WRITTEN INSTRUCTION: Transcribe the passage of the after-school schedule article from "At 3:07 the" up to and including "the wrong door.", keeping every word and punctuation mark unchanged.

DOCUMENT PASSAGE:

Pickup & drop-off · May 20, 2026 · 7 min read
After-school schedule for multiple kids: who's where
An after-school schedule for multiple kids that tracks where each one lands, aftercare, activity, home, or grandparent, and who collects them from there.

At 3:07 the bell rings and the Alvarez kids peel off in three directions. Maya heads for the aftercare cafeteria. Theo cuts across the field toward soccer. Sofia, the youngest, waits by the flagpole for Grandpa's blue Civic. Three kids, three landing spots, and one person holding the whole map in her head: their mom, two towns over in a meeting, hoping she remembered that Thursday is the day the pattern shifts.
The times aren't the hard part. "Dismissal is 3:00" reads the same every day of the week. The hard part is that each kid ends the school day somewhere different, someone has to know where, and someone has to actually collect them from there. Drop one thread and it's a seven-year-old alone at a flagpole while the adult who was supposed to come is idling at the wrong door.
Mornings have their own scramble, and if yours is handled you may already run a reusable card deck to get everyone out the door. This is the other end of the day: the 3 o'clock scatter, and how to keep it straight for every kid without carrying all of it in one head.
Where each kid lands after the bell
A pickup schedule usually gets written as times. 3:00, 3:15, 5:30. But a time doesn't answer the question you actually have at 2:55, which is where each kid is going and who's got them once they're there.
So map the destinations first. For most families with more than one kid, every weekday afternoon lands in one of four places:
| Where they land | What it means | Who usually collects |
|---|---|---|
| Aftercare or extended day | The kid stays at school in a supervised program until someone comes. | Program staff, until a parent or a ride arrives. |
| An activity | Practice, a lesson, a club, or tutoring, on campus or across town. | A coach or instructor, until the drive home. |
| Home | Straight home to a parent, a sitter, or an older sibling in charge. | Whoever's home, or whoever drives them there. |
| A relative or friend's | A grandparent, an aunt, a neighbor, or a carpool family's house. | The host adult, until a parent collects later. |
With one kid, this is a single thread to hold. With three, the map is really about the overlaps: the two who both need a ride at 4:00, the afternoon when one lands at aftercare and another at a field across town. Those collisions hide inside a list of times. Put the destinations side by side and you'll see them coming.
Once you see the afternoon as destinations instead of a row of times, the gaps show themselves. An activity that ends at 5:30 with nobody's name on the 5:30 is a gap with a time attached, which is far easier to close than a vague Thursday-afternoon unease.

RECORDED INFORMATION:

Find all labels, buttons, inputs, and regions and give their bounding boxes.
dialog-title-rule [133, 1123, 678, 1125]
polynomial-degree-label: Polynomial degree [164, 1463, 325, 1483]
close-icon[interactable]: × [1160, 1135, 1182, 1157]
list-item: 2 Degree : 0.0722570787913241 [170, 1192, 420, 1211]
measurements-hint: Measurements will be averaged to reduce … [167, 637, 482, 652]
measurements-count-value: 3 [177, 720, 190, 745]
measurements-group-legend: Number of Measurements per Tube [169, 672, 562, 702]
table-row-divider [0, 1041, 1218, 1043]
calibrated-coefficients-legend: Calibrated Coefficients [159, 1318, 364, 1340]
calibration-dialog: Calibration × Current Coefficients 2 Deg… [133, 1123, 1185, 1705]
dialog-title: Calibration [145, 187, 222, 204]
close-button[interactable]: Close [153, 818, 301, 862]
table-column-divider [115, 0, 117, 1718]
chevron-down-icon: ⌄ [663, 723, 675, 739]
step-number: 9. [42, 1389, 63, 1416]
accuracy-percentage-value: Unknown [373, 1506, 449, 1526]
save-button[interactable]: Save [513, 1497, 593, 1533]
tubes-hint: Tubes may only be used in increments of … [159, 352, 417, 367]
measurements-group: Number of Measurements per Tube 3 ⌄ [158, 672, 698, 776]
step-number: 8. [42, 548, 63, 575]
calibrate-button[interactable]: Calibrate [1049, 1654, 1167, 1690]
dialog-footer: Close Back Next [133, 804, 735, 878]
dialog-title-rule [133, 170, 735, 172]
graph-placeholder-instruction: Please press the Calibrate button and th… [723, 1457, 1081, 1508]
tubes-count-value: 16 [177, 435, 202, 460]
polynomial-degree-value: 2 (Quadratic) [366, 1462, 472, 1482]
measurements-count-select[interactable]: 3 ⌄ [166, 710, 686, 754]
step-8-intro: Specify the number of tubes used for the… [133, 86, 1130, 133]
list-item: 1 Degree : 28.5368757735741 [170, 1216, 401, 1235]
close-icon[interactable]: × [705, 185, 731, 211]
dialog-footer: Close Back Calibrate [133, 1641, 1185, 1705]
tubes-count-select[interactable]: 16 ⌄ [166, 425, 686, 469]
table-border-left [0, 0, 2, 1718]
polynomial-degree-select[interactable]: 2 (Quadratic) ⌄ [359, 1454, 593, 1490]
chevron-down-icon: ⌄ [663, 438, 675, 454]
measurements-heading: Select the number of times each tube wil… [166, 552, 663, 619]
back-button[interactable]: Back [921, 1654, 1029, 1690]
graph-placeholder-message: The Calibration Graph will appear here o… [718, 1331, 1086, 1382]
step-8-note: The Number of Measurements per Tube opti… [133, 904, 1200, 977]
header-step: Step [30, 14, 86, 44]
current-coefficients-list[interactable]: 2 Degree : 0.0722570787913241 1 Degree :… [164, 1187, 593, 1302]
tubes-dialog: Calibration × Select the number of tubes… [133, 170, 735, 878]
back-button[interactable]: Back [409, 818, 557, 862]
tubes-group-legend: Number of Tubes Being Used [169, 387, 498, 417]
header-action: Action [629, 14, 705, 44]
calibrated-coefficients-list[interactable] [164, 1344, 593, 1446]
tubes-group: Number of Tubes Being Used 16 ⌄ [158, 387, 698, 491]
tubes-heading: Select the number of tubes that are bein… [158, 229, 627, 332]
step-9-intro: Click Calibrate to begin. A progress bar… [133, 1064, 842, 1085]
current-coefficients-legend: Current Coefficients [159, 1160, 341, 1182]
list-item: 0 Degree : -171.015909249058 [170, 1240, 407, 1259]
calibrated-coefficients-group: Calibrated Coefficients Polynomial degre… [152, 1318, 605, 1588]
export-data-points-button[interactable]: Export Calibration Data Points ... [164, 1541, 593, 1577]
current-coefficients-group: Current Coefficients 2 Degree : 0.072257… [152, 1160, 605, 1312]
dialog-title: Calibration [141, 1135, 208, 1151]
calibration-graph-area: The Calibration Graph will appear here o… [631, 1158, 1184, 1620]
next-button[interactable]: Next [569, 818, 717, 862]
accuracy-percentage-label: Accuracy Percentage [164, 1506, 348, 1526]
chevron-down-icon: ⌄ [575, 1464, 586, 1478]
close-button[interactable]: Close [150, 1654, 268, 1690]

SOLUTION FOR THIS TASK:
At 3:07 the bell rings and the Alvarez kids peel off in three directions. Maya heads for the aftercare cafeteria. Theo cuts across the field toward soccer. Sofia, the youngest, waits by the flagpole for Grandpa's blue Civic. Three kids, three landing spots, and one person holding the whole map in her head: their mom, two towns over in a meeting, hoping she remembered that Thursday is the day the pattern shifts.
The times aren't the hard part. "Dismissal is 3:00" reads the same every day of the week. The hard part is that each kid ends the school day somewhere different, someone has to know where, and someone has to actually collect them from there. Drop one thread and it's a seven-year-old alone at a flagpole while the adult who was supposed to come is idling at the wrong door.